Dataset items
■ ■ ■ ■

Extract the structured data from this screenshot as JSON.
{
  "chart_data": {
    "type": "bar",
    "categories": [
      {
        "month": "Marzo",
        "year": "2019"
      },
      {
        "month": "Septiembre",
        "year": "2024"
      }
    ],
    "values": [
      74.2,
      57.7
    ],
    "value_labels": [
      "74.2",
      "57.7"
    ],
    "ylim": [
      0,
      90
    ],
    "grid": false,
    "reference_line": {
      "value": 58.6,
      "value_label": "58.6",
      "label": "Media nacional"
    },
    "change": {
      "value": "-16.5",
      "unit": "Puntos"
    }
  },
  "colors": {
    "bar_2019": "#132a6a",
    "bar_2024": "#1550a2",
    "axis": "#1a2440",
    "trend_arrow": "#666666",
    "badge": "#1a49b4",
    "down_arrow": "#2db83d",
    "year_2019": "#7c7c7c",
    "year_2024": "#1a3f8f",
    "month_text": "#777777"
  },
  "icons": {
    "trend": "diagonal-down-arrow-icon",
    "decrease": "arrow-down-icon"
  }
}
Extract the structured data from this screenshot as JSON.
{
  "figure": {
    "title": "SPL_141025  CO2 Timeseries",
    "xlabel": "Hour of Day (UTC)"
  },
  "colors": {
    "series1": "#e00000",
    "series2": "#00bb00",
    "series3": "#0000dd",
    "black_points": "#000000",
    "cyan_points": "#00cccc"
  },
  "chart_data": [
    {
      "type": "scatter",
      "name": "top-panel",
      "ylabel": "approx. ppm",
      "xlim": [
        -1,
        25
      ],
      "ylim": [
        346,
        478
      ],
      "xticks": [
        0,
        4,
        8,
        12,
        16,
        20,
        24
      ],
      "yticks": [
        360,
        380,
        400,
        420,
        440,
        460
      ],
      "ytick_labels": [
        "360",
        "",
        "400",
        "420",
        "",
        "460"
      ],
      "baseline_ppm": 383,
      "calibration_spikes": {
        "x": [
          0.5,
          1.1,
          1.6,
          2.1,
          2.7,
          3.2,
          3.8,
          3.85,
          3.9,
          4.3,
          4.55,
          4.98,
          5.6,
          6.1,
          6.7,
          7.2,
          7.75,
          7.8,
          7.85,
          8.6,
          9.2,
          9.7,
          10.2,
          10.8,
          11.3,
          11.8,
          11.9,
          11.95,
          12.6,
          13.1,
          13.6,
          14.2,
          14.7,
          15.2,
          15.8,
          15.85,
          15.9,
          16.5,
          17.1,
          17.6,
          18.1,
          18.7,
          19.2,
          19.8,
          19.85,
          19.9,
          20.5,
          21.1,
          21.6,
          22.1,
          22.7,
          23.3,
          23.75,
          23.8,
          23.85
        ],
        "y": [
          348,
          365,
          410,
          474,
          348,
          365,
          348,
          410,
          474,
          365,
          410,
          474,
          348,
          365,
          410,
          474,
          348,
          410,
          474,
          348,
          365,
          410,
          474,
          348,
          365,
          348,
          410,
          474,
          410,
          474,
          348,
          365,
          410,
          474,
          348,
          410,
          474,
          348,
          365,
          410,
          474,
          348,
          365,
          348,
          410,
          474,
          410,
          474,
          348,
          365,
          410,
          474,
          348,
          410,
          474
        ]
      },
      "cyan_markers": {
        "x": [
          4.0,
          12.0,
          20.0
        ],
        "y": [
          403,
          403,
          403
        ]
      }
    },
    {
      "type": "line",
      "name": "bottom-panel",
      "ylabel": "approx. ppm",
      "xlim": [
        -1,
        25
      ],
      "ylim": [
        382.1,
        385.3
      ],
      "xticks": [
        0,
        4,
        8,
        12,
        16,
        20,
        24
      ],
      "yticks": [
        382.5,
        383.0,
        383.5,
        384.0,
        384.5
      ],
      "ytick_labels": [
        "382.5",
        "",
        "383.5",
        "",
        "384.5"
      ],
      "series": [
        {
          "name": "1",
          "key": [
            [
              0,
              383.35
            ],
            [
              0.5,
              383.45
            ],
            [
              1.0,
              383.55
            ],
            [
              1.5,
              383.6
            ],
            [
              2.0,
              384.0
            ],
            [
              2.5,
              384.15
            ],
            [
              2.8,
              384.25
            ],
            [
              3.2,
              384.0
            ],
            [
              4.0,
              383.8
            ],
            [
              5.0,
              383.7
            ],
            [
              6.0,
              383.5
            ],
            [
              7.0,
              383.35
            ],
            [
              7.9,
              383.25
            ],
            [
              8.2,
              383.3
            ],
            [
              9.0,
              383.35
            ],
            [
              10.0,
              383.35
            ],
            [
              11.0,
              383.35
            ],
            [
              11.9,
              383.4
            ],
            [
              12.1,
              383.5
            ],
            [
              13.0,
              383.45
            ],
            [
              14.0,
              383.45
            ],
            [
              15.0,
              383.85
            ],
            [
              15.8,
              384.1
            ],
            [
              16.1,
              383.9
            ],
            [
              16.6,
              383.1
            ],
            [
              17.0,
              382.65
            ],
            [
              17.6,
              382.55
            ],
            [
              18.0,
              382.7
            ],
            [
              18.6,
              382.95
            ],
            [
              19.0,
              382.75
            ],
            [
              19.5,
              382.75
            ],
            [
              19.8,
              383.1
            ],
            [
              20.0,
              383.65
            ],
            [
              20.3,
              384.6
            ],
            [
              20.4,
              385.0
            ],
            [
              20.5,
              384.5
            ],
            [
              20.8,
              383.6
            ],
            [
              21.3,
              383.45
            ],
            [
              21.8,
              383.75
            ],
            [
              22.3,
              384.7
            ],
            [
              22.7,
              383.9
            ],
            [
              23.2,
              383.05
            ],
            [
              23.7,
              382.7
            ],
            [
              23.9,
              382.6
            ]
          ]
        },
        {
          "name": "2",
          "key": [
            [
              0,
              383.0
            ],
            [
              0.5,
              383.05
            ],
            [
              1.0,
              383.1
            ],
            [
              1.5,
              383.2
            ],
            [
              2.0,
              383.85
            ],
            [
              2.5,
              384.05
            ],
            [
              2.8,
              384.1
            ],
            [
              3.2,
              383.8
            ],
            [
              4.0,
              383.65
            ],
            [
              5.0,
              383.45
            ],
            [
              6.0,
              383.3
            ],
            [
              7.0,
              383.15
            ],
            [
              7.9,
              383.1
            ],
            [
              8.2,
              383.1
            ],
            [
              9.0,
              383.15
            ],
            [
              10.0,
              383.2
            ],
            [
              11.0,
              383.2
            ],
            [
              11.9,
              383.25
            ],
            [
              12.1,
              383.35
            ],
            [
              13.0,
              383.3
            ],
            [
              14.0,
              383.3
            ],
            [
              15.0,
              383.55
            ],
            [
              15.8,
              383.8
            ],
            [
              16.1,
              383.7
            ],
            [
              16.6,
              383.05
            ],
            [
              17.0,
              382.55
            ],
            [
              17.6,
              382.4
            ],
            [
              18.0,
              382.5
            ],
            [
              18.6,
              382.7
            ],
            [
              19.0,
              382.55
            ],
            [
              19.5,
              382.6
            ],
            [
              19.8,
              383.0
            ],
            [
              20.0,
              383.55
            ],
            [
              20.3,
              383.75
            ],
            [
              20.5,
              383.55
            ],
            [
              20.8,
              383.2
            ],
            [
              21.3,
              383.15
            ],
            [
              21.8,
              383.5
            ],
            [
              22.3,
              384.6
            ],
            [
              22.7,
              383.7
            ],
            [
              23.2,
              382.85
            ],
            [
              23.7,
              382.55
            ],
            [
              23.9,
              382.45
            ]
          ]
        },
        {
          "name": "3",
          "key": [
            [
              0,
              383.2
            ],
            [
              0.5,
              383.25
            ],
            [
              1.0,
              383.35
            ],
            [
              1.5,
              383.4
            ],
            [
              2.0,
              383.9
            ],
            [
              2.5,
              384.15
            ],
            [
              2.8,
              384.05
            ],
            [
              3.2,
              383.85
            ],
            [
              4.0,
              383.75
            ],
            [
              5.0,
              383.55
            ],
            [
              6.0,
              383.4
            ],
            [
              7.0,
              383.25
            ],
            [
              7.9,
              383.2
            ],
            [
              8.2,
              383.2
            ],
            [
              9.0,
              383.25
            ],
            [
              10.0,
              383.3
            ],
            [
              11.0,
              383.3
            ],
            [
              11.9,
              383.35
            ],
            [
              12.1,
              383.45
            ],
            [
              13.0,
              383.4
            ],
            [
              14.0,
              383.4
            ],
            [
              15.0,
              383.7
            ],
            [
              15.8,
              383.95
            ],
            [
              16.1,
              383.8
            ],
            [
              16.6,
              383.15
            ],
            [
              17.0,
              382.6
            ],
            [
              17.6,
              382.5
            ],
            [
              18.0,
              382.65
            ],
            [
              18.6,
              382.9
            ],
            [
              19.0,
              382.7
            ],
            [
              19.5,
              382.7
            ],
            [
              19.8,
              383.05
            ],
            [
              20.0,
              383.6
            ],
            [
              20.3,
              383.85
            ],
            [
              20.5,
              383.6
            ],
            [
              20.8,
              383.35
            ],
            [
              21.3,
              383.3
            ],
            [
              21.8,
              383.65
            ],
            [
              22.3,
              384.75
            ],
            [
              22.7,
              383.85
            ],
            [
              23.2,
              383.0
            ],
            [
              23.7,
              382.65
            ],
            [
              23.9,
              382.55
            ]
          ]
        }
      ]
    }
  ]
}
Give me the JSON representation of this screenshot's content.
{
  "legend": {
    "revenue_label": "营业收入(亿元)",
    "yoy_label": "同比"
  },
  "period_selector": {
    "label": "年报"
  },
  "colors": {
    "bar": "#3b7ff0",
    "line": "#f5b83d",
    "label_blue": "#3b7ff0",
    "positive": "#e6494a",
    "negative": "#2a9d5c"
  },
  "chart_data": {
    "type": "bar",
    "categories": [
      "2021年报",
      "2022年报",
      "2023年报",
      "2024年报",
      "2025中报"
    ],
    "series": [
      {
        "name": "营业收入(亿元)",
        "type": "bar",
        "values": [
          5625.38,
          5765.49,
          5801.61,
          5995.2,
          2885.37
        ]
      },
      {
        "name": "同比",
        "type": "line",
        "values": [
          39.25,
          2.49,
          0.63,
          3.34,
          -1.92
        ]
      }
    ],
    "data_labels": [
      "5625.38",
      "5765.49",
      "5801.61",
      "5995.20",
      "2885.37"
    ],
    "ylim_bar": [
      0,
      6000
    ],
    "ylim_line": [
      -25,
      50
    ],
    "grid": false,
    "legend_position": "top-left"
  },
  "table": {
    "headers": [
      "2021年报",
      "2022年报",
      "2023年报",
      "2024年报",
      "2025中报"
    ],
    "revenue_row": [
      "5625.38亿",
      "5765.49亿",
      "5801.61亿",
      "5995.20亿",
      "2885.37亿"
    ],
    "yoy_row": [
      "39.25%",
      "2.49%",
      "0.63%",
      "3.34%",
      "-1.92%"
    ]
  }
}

■ ■ ■ ■

Set exercise ▸ Show the lines of the records that include the string "type".

Solution below ▸
    "type": "bar",
      "type": "scatter",
      "type": "line",
    "type": "bar",
        "type": "bar",
        "type": "line",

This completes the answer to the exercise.